- _Work to be completed_
Write out every entry precisely as given, leaving the pictures out.

Dataset listings of figures:
◇ ◇ ◇ ◇

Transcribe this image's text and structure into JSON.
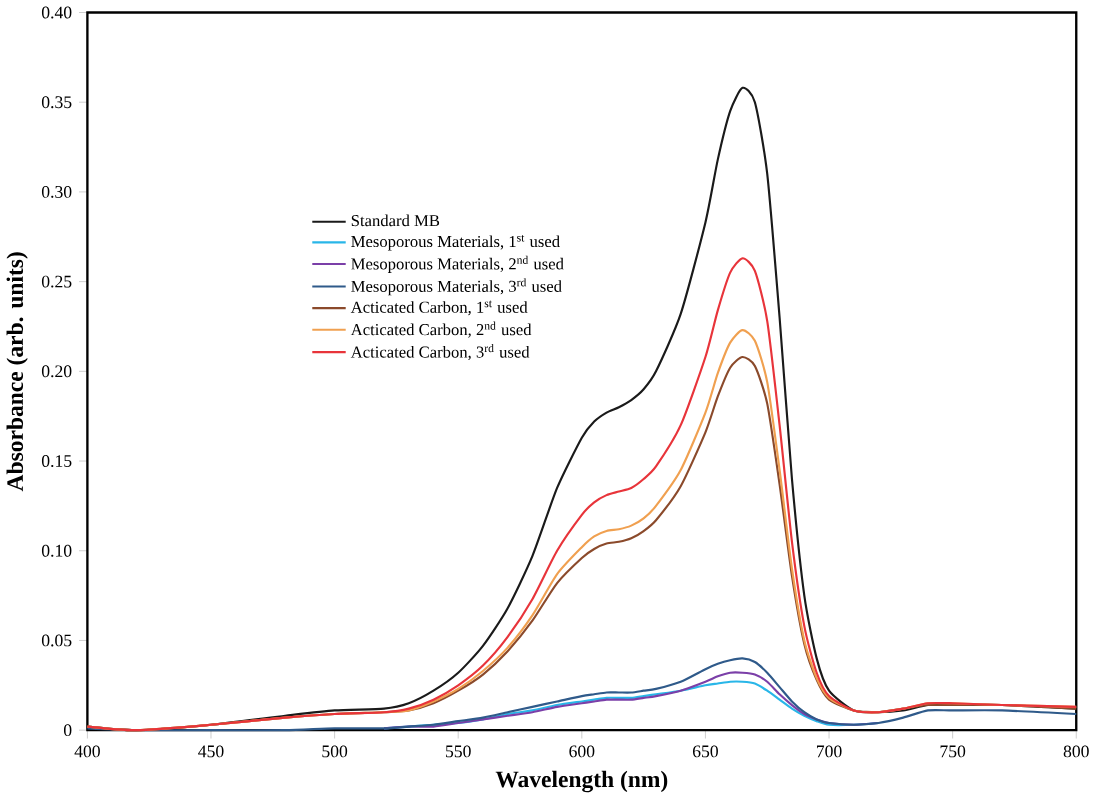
{
  "chart_data": {
    "type": "line",
    "xlabel": "Wavelength (nm)",
    "ylabel": "Absorbance (arb. units)",
    "x": [
      400,
      420,
      450,
      480,
      500,
      520,
      530,
      540,
      550,
      560,
      570,
      580,
      590,
      600,
      605,
      610,
      615,
      620,
      625,
      630,
      640,
      650,
      655,
      660,
      665,
      670,
      675,
      680,
      685,
      690,
      695,
      700,
      710,
      720,
      730,
      740,
      750,
      770,
      800
    ],
    "series": [
      {
        "name": "Standard MB",
        "color": "#1a1a1a",
        "values": [
          0.002,
          0,
          0.003,
          0.008,
          0.011,
          0.012,
          0.015,
          0.022,
          0.032,
          0.047,
          0.068,
          0.097,
          0.135,
          0.163,
          0.172,
          0.177,
          0.18,
          0.184,
          0.19,
          0.2,
          0.232,
          0.283,
          0.318,
          0.345,
          0.358,
          0.35,
          0.31,
          0.23,
          0.14,
          0.075,
          0.04,
          0.022,
          0.011,
          0.01,
          0.011,
          0.014,
          0.014,
          0.014,
          0.012
        ]
      },
      {
        "name": "Mesoporous Materials, 1$^{st}$ used",
        "color": "#29b6e8",
        "values": [
          null,
          null,
          null,
          null,
          null,
          0.001,
          0.002,
          0.003,
          0.004,
          0.006,
          0.009,
          0.011,
          0.014,
          0.016,
          0.017,
          0.018,
          0.018,
          0.018,
          0.019,
          0.02,
          0.022,
          0.025,
          0.026,
          0.027,
          0.027,
          0.026,
          0.022,
          0.017,
          0.012,
          0.008,
          0.005,
          0.003,
          0.003,
          0.004,
          null,
          null,
          null,
          null,
          null
        ]
      },
      {
        "name": "Mesoporous Materials, 2$^{nd}$ used",
        "color": "#7b3fa8",
        "values": [
          null,
          null,
          null,
          null,
          null,
          0.001,
          0.002,
          0.002,
          0.004,
          0.006,
          0.008,
          0.01,
          0.013,
          0.015,
          0.016,
          0.017,
          0.017,
          0.017,
          0.018,
          0.019,
          0.022,
          0.027,
          0.03,
          0.032,
          0.032,
          0.031,
          0.027,
          0.02,
          0.014,
          0.009,
          0.006,
          0.004,
          0.003,
          0.004,
          null,
          null,
          null,
          null,
          null
        ]
      },
      {
        "name": "Mesoporous Materials, 3$^{rd}$ used",
        "color": "#2f5a8a",
        "values": [
          0.001,
          0,
          0,
          0,
          0.001,
          0.001,
          0.002,
          0.003,
          0.005,
          0.007,
          0.01,
          0.013,
          0.016,
          0.019,
          0.02,
          0.021,
          0.021,
          0.021,
          0.022,
          0.023,
          0.027,
          0.034,
          0.037,
          0.039,
          0.04,
          0.038,
          0.032,
          0.024,
          0.016,
          0.01,
          0.006,
          0.004,
          0.003,
          0.004,
          0.007,
          0.011,
          0.011,
          0.011,
          0.009
        ]
      },
      {
        "name": "Acticated Carbon, 1$^{st}$ used",
        "color": "#8b4a2b",
        "values": [
          0.002,
          0,
          0.003,
          0.007,
          0.009,
          0.01,
          0.011,
          0.015,
          0.022,
          0.031,
          0.044,
          0.061,
          0.082,
          0.096,
          0.101,
          0.104,
          0.105,
          0.107,
          0.111,
          0.117,
          0.136,
          0.166,
          0.186,
          0.202,
          0.208,
          0.203,
          0.182,
          0.137,
          0.086,
          0.048,
          0.028,
          0.017,
          0.011,
          0.01,
          0.012,
          0.014,
          0.014,
          0.014,
          0.012
        ]
      },
      {
        "name": "Acticated Carbon, 2$^{nd}$ used",
        "color": "#f0a050",
        "values": [
          0.002,
          0,
          0.003,
          0.007,
          0.009,
          0.01,
          0.011,
          0.016,
          0.023,
          0.033,
          0.046,
          0.064,
          0.087,
          0.102,
          0.108,
          0.111,
          0.112,
          0.114,
          0.118,
          0.125,
          0.145,
          0.177,
          0.199,
          0.216,
          0.223,
          0.217,
          0.194,
          0.145,
          0.09,
          0.05,
          0.029,
          0.018,
          0.011,
          0.01,
          0.012,
          0.015,
          0.015,
          0.014,
          0.013
        ]
      },
      {
        "name": "Acticated Carbon, 3$^{rd}$ used",
        "color": "#e8343a",
        "values": [
          0.002,
          0,
          0.003,
          0.007,
          0.009,
          0.01,
          0.012,
          0.017,
          0.025,
          0.036,
          0.052,
          0.073,
          0.1,
          0.12,
          0.127,
          0.131,
          0.133,
          0.135,
          0.14,
          0.147,
          0.17,
          0.208,
          0.234,
          0.255,
          0.263,
          0.256,
          0.228,
          0.17,
          0.105,
          0.058,
          0.032,
          0.019,
          0.011,
          0.01,
          0.012,
          0.015,
          0.015,
          0.014,
          0.013
        ]
      }
    ],
    "xlim": [
      400,
      800
    ],
    "ylim": [
      0,
      0.4
    ],
    "xticks": [
      400,
      450,
      500,
      550,
      600,
      650,
      700,
      750,
      800
    ],
    "yticks": [
      0,
      {
        "value": 0.05,
        "label": "0.05"
      },
      {
        "value": 0.1,
        "label": "0.10"
      },
      {
        "value": 0.15,
        "label": "0.15"
      },
      {
        "value": 0.2,
        "label": "0.20"
      },
      {
        "value": 0.25,
        "label": "0.25"
      },
      {
        "value": 0.3,
        "label": "0.30"
      },
      {
        "value": 0.35,
        "label": "0.35"
      },
      {
        "value": 0.4,
        "label": "0.40"
      }
    ],
    "legend": "top left",
    "grid": false,
    "marker": "none",
    "line_style": "solid"
  }
}
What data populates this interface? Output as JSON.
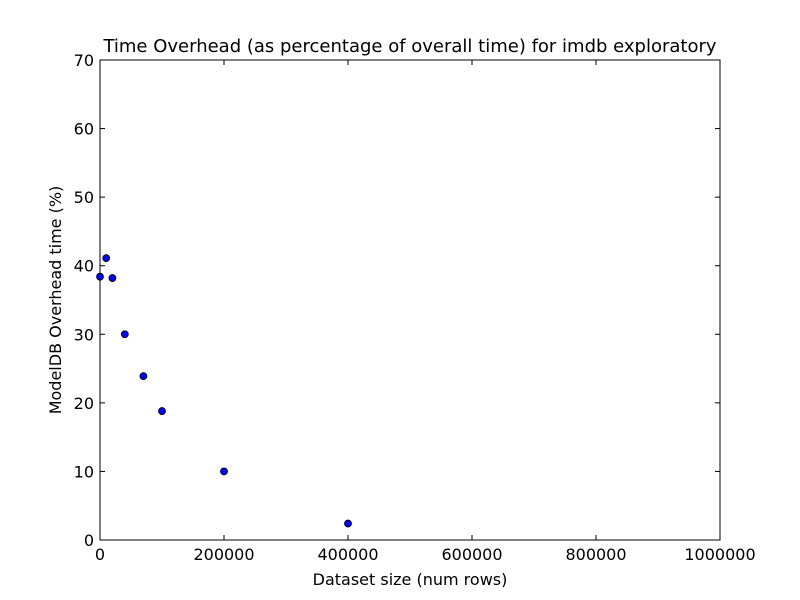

◇ ◇ ◇ ◇

- _Exercise response_
Transcribe this image's text and structure into JSON.
{
  "chart_data": {
    "type": "line",
    "xlabel": "Wavelength (nm)",
    "ylabel": "Absorbance (arb. units)",
    "x": [
      400,
      420,
      450,
      480,
      500,
      520,
      530,
      540,
      550,
      560,
      570,
      580,
      590,
      600,
      605,
      610,
      615,
      620,
      625,
      630,
      640,
      650,
      655,
      660,
      665,
      670,
      675,
      680,
      685,
      690,
      695,
      700,
      710,
      720,
      730,
      740,
      750,
      770,
      800
    ],
    "series": [
      {
        "name": "Standard MB",
        "color": "#1a1a1a",
        "values": [
          0.002,
          0,
          0.003,
          0.008,
          0.011,
          0.012,
          0.015,
          0.022,
          0.032,
          0.047,
          0.068,
          0.097,
          0.135,
          0.163,
          0.172,
          0.177,
          0.18,
          0.184,
          0.19,
          0.2,
          0.232,
          0.283,
          0.318,
          0.345,
          0.358,
          0.35,
          0.31,
          0.23,
          0.14,
          0.075,
          0.04,
          0.022,
          0.011,
          0.01,
          0.011,
          0.014,
          0.014,
          0.014,
          0.012
        ]
      },
      {
        "name": "Mesoporous Materials, 1$^{st}$ used",
        "color": "#29b6e8",
        "values": [
          null,
          null,
          null,
          null,
          null,
          0.001,
          0.002,
          0.003,
          0.004,
          0.006,
          0.009,
          0.011,
          0.014,
          0.016,
          0.017,
          0.018,
          0.018,
          0.018,
          0.019,
          0.02,
          0.022,
          0.025,
          0.026,
          0.027,
          0.027,
          0.026,
          0.022,
          0.017,
          0.012,
          0.008,
          0.005,
          0.003,
          0.003,
          0.004,
          null,
          null,
          null,
          null,
          null
        ]
      },
      {
        "name": "Mesoporous Materials, 2$^{nd}$ used",
        "color": "#7b3fa8",
        "values": [
          null,
          null,
          null,
          null,
          null,
          0.001,
          0.002,
          0.002,
          0.004,
          0.006,
          0.008,
          0.01,
          0.013,
          0.015,
          0.016,
          0.017,
          0.017,
          0.017,
          0.018,
          0.019,
          0.022,
          0.027,
          0.03,
          0.032,
          0.032,
          0.031,
          0.027,
          0.02,
          0.014,
          0.009,
          0.006,
          0.004,
          0.003,
          0.004,
          null,
          null,
          null,
          null,
          null
        ]
      },
      {
        "name": "Mesoporous Materials, 3$^{rd}$ used",
        "color": "#2f5a8a",
        "values": [
          0.001,
          0,
          0,
          0,
          0.001,
          0.001,
          0.002,
          0.003,
          0.005,
          0.007,
          0.01,
          0.013,
          0.016,
          0.019,
          0.02,
          0.021,
          0.021,
          0.021,
          0.022,
          0.023,
          0.027,
          0.034,
          0.037,
          0.039,
          0.04,
          0.038,
          0.032,
          0.024,
          0.016,
          0.01,
          0.006,
          0.004,
          0.003,
          0.004,
          0.007,
          0.011,
          0.011,
          0.011,
          0.009
        ]
      },
      {
        "name": "Acticated Carbon, 1$^{st}$ used",
        "color": "#8b4a2b",
        "values": [
          0.002,
          0,
          0.003,
          0.007,
          0.009,
          0.01,
          0.011,
          0.015,
          0.022,
          0.031,
          0.044,
          0.061,
          0.082,
          0.096,
          0.101,
          0.104,
          0.105,
          0.107,
          0.111,
          0.117,
          0.136,
          0.166,
          0.186,
          0.202,
          0.208,
          0.203,
          0.182,
          0.137,
          0.086,
          0.048,
          0.028,
          0.017,
          0.011,
          0.01,
          0.012,
          0.014,
          0.014,
          0.014,
          0.012
        ]
      },
      {
        "name": "Acticated Carbon, 2$^{nd}$ used",
        "color": "#f0a050",
        "values": [
          0.002,
          0,
          0.003,
          0.007,
          0.009,
          0.01,
          0.011,
          0.016,
          0.023,
          0.033,
          0.046,
          0.064,
          0.087,
          0.102,
          0.108,
          0.111,
          0.112,
          0.114,
          0.118,
          0.125,
          0.145,
          0.177,
          0.199,
          0.216,
          0.223,
          0.217,
          0.194,
          0.145,
          0.09,
          0.05,
          0.029,
          0.018,
          0.011,
          0.01,
          0.012,
          0.015,
          0.015,
          0.014,
          0.013
        ]
      },
      {
        "name": "Acticated Carbon, 3$^{rd}$ used",
        "color": "#e8343a",
        "values": [
          0.002,
          0,
          0.003,
          0.007,
          0.009,
          0.01,
          0.012,
          0.017,
          0.025,
          0.036,
          0.052,
          0.073,
          0.1,
          0.12,
          0.127,
          0.131,
          0.133,
          0.135,
          0.14,
          0.147,
          0.17,
          0.208,
          0.234,
          0.255,
          0.263,
          0.256,
          0.228,
          0.17,
          0.105,
          0.058,
          0.032,
          0.019,
          0.011,
          0.01,
          0.012,
          0.015,
          0.015,
          0.014,
          0.013
        ]
      }
    ],
    "xlim": [
      400,
      800
    ],
    "ylim": [
      0,
      0.4
    ],
    "xticks": [
      400,
      450,
      500,
      550,
      600,
      650,
      700,
      750,
      800
    ],
    "yticks": [
      0,
      {
        "value": 0.05,
        "label": "0.05"
      },
      {
        "value": 0.1,
        "label": "0.10"
      },
      {
        "value": 0.15,
        "label": "0.15"
      },
      {
        "value": 0.2,
        "label": "0.20"
      },
      {
        "value": 0.25,
        "label": "0.25"
      },
      {
        "value": 0.3,
        "label": "0.30"
      },
      {
        "value": 0.35,
        "label": "0.35"
      },
      {
        "value": 0.4,
        "label": "0.40"
      }
    ],
    "legend": "top left",
    "grid": false,
    "marker": "none",
    "line_style": "solid"
  }
}
What data populates this interface? Output as JSON.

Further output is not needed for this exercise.